_EXERCISE DIRECTIONS:_ Leaving out the pictures, please retype each record exactly.

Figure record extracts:
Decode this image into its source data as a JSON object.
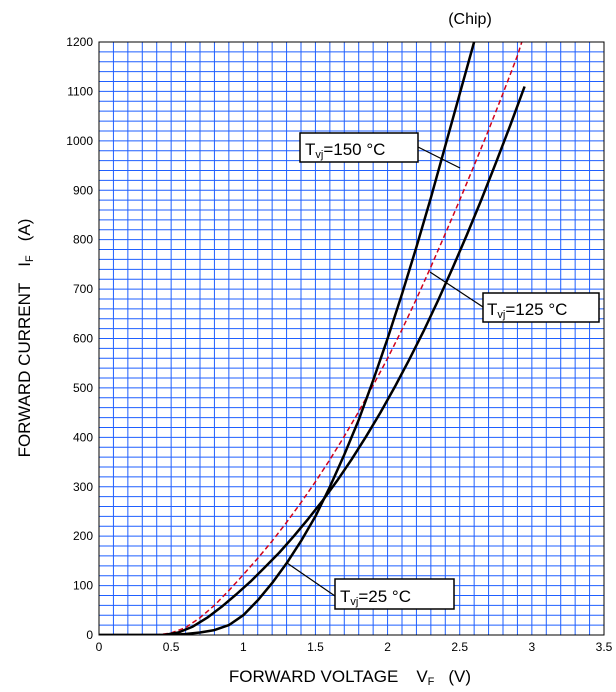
{
  "chart_data": {
    "type": "line",
    "note": "(Chip)",
    "xlabel": "FORWARD VOLTAGE",
    "xlabel_symbol": "V",
    "xlabel_symbol_sub": "F",
    "xlabel_unit": "(V)",
    "ylabel": "FORWARD CURRENT",
    "ylabel_symbol": "I",
    "ylabel_symbol_sub": "F",
    "ylabel_unit": "(A)",
    "xlim": [
      0,
      3.5
    ],
    "ylim": [
      0,
      1200
    ],
    "x_ticks": [
      0,
      0.5,
      1,
      1.5,
      2,
      2.5,
      3,
      3.5
    ],
    "x_tick_labels": [
      "0",
      "0.5",
      "1",
      "1.5",
      "2",
      "2.5",
      "3",
      "3.5"
    ],
    "y_ticks": [
      0,
      100,
      200,
      300,
      400,
      500,
      600,
      700,
      800,
      900,
      1000,
      1100,
      1200
    ],
    "y_tick_labels": [
      "0",
      "100",
      "200",
      "300",
      "400",
      "500",
      "600",
      "700",
      "800",
      "900",
      "1000",
      "1100",
      "1200"
    ],
    "grid": true,
    "grid_color": "#1f5fff",
    "series": [
      {
        "name": "Tvj=25 °C",
        "label_main": "T",
        "label_sub": "vj",
        "label_rest": "=25 °C",
        "color": "#000000",
        "dash": false,
        "x": [
          0,
          0.5,
          0.6,
          0.7,
          0.8,
          0.9,
          1.0,
          1.1,
          1.2,
          1.3,
          1.4,
          1.5,
          1.6,
          1.7,
          1.8,
          1.9,
          2.0,
          2.1,
          2.2,
          2.3,
          2.4,
          2.5,
          2.6,
          2.65
        ],
        "y": [
          0,
          0,
          2,
          5,
          10,
          20,
          40,
          70,
          105,
          145,
          190,
          240,
          300,
          365,
          435,
          515,
          600,
          690,
          785,
          885,
          990,
          1095,
          1200,
          1250
        ]
      },
      {
        "name": "Tvj=125 °C",
        "label_main": "T",
        "label_sub": "vj",
        "label_rest": "=125 °C",
        "color": "#d0021b",
        "dash": true,
        "x": [
          0,
          0.4,
          0.5,
          0.6,
          0.7,
          0.8,
          0.9,
          1.0,
          1.1,
          1.2,
          1.3,
          1.4,
          1.5,
          1.6,
          1.7,
          1.8,
          1.9,
          2.0,
          2.1,
          2.2,
          2.3,
          2.4,
          2.5,
          2.6,
          2.7,
          2.8,
          2.9,
          2.93
        ],
        "y": [
          0,
          0,
          4,
          15,
          35,
          60,
          90,
          122,
          155,
          190,
          228,
          268,
          310,
          355,
          402,
          452,
          505,
          560,
          618,
          680,
          745,
          812,
          880,
          950,
          1022,
          1096,
          1172,
          1200
        ]
      },
      {
        "name": "Tvj=150 °C",
        "label_main": "T",
        "label_sub": "vj",
        "label_rest": "=150 °C",
        "color": "#000000",
        "dash": false,
        "x": [
          0,
          0.45,
          0.55,
          0.65,
          0.75,
          0.85,
          0.95,
          1.05,
          1.15,
          1.25,
          1.35,
          1.45,
          1.55,
          1.65,
          1.75,
          1.85,
          1.95,
          2.05,
          2.15,
          2.25,
          2.35,
          2.45,
          2.55,
          2.65,
          2.75,
          2.85,
          2.95
        ],
        "y": [
          0,
          0,
          5,
          17,
          35,
          57,
          82,
          108,
          137,
          167,
          200,
          235,
          272,
          312,
          355,
          401,
          450,
          502,
          557,
          615,
          677,
          742,
          810,
          881,
          955,
          1031,
          1110
        ]
      }
    ]
  }
}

_FINAL RESULT:_
Decode this image into its source data as a JSON object.
{
  "chart_data": {
    "type": "line",
    "note": "(Chip)",
    "xlabel": "FORWARD VOLTAGE",
    "xlabel_symbol": "V",
    "xlabel_symbol_sub": "F",
    "xlabel_unit": "(V)",
    "ylabel": "FORWARD CURRENT",
    "ylabel_symbol": "I",
    "ylabel_symbol_sub": "F",
    "ylabel_unit": "(A)",
    "xlim": [
      0,
      3.5
    ],
    "ylim": [
      0,
      1200
    ],
    "x_ticks": [
      0,
      0.5,
      1,
      1.5,
      2,
      2.5,
      3,
      3.5
    ],
    "x_tick_labels": [
      "0",
      "0.5",
      "1",
      "1.5",
      "2",
      "2.5",
      "3",
      "3.5"
    ],
    "y_ticks": [
      0,
      100,
      200,
      300,
      400,
      500,
      600,
      700,
      800,
      900,
      1000,
      1100,
      1200
    ],
    "y_tick_labels": [
      "0",
      "100",
      "200",
      "300",
      "400",
      "500",
      "600",
      "700",
      "800",
      "900",
      "1000",
      "1100",
      "1200"
    ],
    "grid": true,
    "grid_color": "#1f5fff",
    "series": [
      {
        "name": "Tvj=25 °C",
        "label_main": "T",
        "label_sub": "vj",
        "label_rest": "=25 °C",
        "color": "#000000",
        "dash": false,
        "x": [
          0,
          0.5,
          0.6,
          0.7,
          0.8,
          0.9,
          1.0,
          1.1,
          1.2,
          1.3,
          1.4,
          1.5,
          1.6,
          1.7,
          1.8,
          1.9,
          2.0,
          2.1,
          2.2,
          2.3,
          2.4,
          2.5,
          2.6,
          2.65
        ],
        "y": [
          0,
          0,
          2,
          5,
          10,
          20,
          40,
          70,
          105,
          145,
          190,
          240,
          300,
          365,
          435,
          515,
          600,
          690,
          785,
          885,
          990,
          1095,
          1200,
          1250
        ]
      },
      {
        "name": "Tvj=125 °C",
        "label_main": "T",
        "label_sub": "vj",
        "label_rest": "=125 °C",
        "color": "#d0021b",
        "dash": true,
        "x": [
          0,
          0.4,
          0.5,
          0.6,
          0.7,
          0.8,
          0.9,
          1.0,
          1.1,
          1.2,
          1.3,
          1.4,
          1.5,
          1.6,
          1.7,
          1.8,
          1.9,
          2.0,
          2.1,
          2.2,
          2.3,
          2.4,
          2.5,
          2.6,
          2.7,
          2.8,
          2.9,
          2.93
        ],
        "y": [
          0,
          0,
          4,
          15,
          35,
          60,
          90,
          122,
          155,
          190,
          228,
          268,
          310,
          355,
          402,
          452,
          505,
          560,
          618,
          680,
          745,
          812,
          880,
          950,
          1022,
          1096,
          1172,
          1200
        ]
      },
      {
        "name": "Tvj=150 °C",
        "label_main": "T",
        "label_sub": "vj",
        "label_rest": "=150 °C",
        "color": "#000000",
        "dash": false,
        "x": [
          0,
          0.45,
          0.55,
          0.65,
          0.75,
          0.85,
          0.95,
          1.05,
          1.15,
          1.25,
          1.35,
          1.45,
          1.55,
          1.65,
          1.75,
          1.85,
          1.95,
          2.05,
          2.15,
          2.25,
          2.35,
          2.45,
          2.55,
          2.65,
          2.75,
          2.85,
          2.95
        ],
        "y": [
          0,
          0,
          5,
          17,
          35,
          57,
          82,
          108,
          137,
          167,
          200,
          235,
          272,
          312,
          355,
          401,
          450,
          502,
          557,
          615,
          677,
          742,
          810,
          881,
          955,
          1031,
          1110
        ]
      }
    ]
  }
}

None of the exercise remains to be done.